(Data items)
=-=-=-=-=

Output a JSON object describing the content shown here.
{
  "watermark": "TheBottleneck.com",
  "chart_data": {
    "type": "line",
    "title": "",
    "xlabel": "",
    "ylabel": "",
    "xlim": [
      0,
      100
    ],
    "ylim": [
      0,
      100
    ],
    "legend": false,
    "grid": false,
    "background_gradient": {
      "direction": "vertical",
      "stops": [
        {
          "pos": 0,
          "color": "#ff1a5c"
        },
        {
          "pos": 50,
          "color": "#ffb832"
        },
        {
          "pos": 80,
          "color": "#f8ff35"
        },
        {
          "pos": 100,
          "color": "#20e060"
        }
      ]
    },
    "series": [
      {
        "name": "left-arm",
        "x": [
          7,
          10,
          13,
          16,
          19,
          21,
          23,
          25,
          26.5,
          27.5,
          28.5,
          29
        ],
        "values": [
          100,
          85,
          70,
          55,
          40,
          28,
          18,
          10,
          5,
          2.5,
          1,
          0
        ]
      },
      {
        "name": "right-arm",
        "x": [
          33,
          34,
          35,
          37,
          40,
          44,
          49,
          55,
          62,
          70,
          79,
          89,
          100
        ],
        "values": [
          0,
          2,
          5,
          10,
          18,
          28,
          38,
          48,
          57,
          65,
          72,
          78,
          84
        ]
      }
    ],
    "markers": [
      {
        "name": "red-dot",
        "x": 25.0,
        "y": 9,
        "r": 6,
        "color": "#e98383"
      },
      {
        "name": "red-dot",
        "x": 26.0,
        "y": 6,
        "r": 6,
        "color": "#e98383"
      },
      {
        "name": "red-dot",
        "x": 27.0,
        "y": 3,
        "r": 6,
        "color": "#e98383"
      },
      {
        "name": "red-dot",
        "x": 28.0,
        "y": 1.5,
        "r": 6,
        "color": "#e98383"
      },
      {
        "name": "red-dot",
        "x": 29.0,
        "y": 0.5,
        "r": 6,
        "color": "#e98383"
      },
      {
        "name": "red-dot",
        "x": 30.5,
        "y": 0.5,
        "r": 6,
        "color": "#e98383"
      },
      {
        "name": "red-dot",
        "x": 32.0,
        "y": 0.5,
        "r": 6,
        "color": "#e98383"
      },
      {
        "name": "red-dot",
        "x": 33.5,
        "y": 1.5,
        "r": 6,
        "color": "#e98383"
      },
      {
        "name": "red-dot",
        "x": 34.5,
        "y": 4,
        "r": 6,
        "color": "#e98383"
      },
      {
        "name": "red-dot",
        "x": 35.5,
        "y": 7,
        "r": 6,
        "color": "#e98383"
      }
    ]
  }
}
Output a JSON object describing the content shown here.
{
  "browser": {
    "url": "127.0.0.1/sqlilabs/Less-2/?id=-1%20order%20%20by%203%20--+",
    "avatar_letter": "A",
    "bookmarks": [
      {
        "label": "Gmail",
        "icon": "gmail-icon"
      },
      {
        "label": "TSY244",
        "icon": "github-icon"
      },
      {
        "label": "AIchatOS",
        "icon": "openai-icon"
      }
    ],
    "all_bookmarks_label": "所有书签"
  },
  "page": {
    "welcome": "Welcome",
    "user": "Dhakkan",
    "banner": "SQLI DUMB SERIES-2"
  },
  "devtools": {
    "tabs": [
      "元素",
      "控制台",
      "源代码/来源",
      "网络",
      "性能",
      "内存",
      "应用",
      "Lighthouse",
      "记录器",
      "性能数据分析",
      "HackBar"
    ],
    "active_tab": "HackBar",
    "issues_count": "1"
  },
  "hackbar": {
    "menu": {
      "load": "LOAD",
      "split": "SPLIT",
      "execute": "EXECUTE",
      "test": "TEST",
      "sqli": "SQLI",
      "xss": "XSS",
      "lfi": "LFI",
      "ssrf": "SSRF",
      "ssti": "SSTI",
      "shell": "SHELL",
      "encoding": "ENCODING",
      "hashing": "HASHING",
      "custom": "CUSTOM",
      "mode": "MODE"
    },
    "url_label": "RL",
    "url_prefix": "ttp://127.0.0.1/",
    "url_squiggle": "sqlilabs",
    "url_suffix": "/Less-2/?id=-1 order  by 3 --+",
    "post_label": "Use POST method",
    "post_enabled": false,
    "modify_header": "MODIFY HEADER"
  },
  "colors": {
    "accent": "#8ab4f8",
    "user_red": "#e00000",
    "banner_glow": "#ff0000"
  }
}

=-=-=-=-=

> _EXERCISE GOAL_
Print out every entry, keeping each one exact.

> _RESPONSE TO THE TASK_
Output a JSON object describing the content shown here.
{
  "watermark": "TheBottleneck.com",
  "chart_data": {
    "type": "line",
    "title": "",
    "xlabel": "",
    "ylabel": "",
    "xlim": [
      0,
      100
    ],
    "ylim": [
      0,
      100
    ],
    "legend": false,
    "grid": false,
    "background_gradient": {
      "direction": "vertical",
      "stops": [
        {
          "pos": 0,
          "color": "#ff1a5c"
        },
        {
          "pos": 50,
          "color": "#ffb832"
        },
        {
          "pos": 80,
          "color": "#f8ff35"
        },
        {
          "pos": 100,
          "color": "#20e060"
        }
      ]
    },
    "series": [
      {
        "name": "left-arm",
        "x": [
          7,
          10,
          13,
          16,
          19,
          21,
          23,
          25,
          26.5,
          27.5,
          28.5,
          29
        ],
        "values": [
          100,
          85,
          70,
          55,
          40,
          28,
          18,
          10,
          5,
          2.5,
          1,
          0
        ]
      },
      {
        "name": "right-arm",
        "x": [
          33,
          34,
          35,
          37,
          40,
          44,
          49,
          55,
          62,
          70,
          79,
          89,
          100
        ],
        "values": [
          0,
          2,
          5,
          10,
          18,
          28,
          38,
          48,
          57,
          65,
          72,
          78,
          84
        ]
      }
    ],
    "markers": [
      {
        "name": "red-dot",
        "x": 25.0,
        "y": 9,
        "r": 6,
        "color": "#e98383"
      },
      {
        "name": "red-dot",
        "x": 26.0,
        "y": 6,
        "r": 6,
        "color": "#e98383"
      },
      {
        "name": "red-dot",
        "x": 27.0,
        "y": 3,
        "r": 6,
        "color": "#e98383"
      },
      {
        "name": "red-dot",
        "x": 28.0,
        "y": 1.5,
        "r": 6,
        "color": "#e98383"
      },
      {
        "name": "red-dot",
        "x": 29.0,
        "y": 0.5,
        "r": 6,
        "color": "#e98383"
      },
      {
        "name": "red-dot",
        "x": 30.5,
        "y": 0.5,
        "r": 6,
        "color": "#e98383"
      },
      {
        "name": "red-dot",
        "x": 32.0,
        "y": 0.5,
        "r": 6,
        "color": "#e98383"
      },
      {
        "name": "red-dot",
        "x": 33.5,
        "y": 1.5,
        "r": 6,
        "color": "#e98383"
      },
      {
        "name": "red-dot",
        "x": 34.5,
        "y": 4,
        "r": 6,
        "color": "#e98383"
      },
      {
        "name": "red-dot",
        "x": 35.5,
        "y": 7,
        "r": 6,
        "color": "#e98383"
      }
    ]
  }
}
Output a JSON object describing the content shown here.
{
  "browser": {
    "url": "127.0.0.1/sqlilabs/Less-2/?id=-1%20order%20%20by%203%20--+",
    "avatar_letter": "A",
    "bookmarks": [
      {
        "label": "Gmail",
        "icon": "gmail-icon"
      },
      {
        "label": "TSY244",
        "icon": "github-icon"
      },
      {
        "label": "AIchatOS",
        "icon": "openai-icon"
      }
    ],
    "all_bookmarks_label": "所有书签"
  },
  "page": {
    "welcome": "Welcome",
    "user": "Dhakkan",
    "banner": "SQLI DUMB SERIES-2"
  },
  "devtools": {
    "tabs": [
      "元素",
      "控制台",
      "源代码/来源",
      "网络",
      "性能",
      "内存",
      "应用",
      "Lighthouse",
      "记录器",
      "性能数据分析",
      "HackBar"
    ],
    "active_tab": "HackBar",
    "issues_count": "1"
  },
  "hackbar": {
    "menu": {
      "load": "LOAD",
      "split": "SPLIT",
      "execute": "EXECUTE",
      "test": "TEST",
      "sqli": "SQLI",
      "xss": "XSS",
      "lfi": "LFI",
      "ssrf": "SSRF",
      "ssti": "SSTI",
      "shell": "SHELL",
      "encoding": "ENCODING",
      "hashing": "HASHING",
      "custom": "CUSTOM",
      "mode": "MODE"
    },
    "url_label": "RL",
    "url_prefix": "ttp://127.0.0.1/",
    "url_squiggle": "sqlilabs",
    "url_suffix": "/Less-2/?id=-1 order  by 3 --+",
    "post_label": "Use POST method",
    "post_enabled": false,
    "modify_header": "MODIFY HEADER"
  },
  "colors": {
    "accent": "#8ab4f8",
    "user_red": "#e00000",
    "banner_glow": "#ff0000"
  }
}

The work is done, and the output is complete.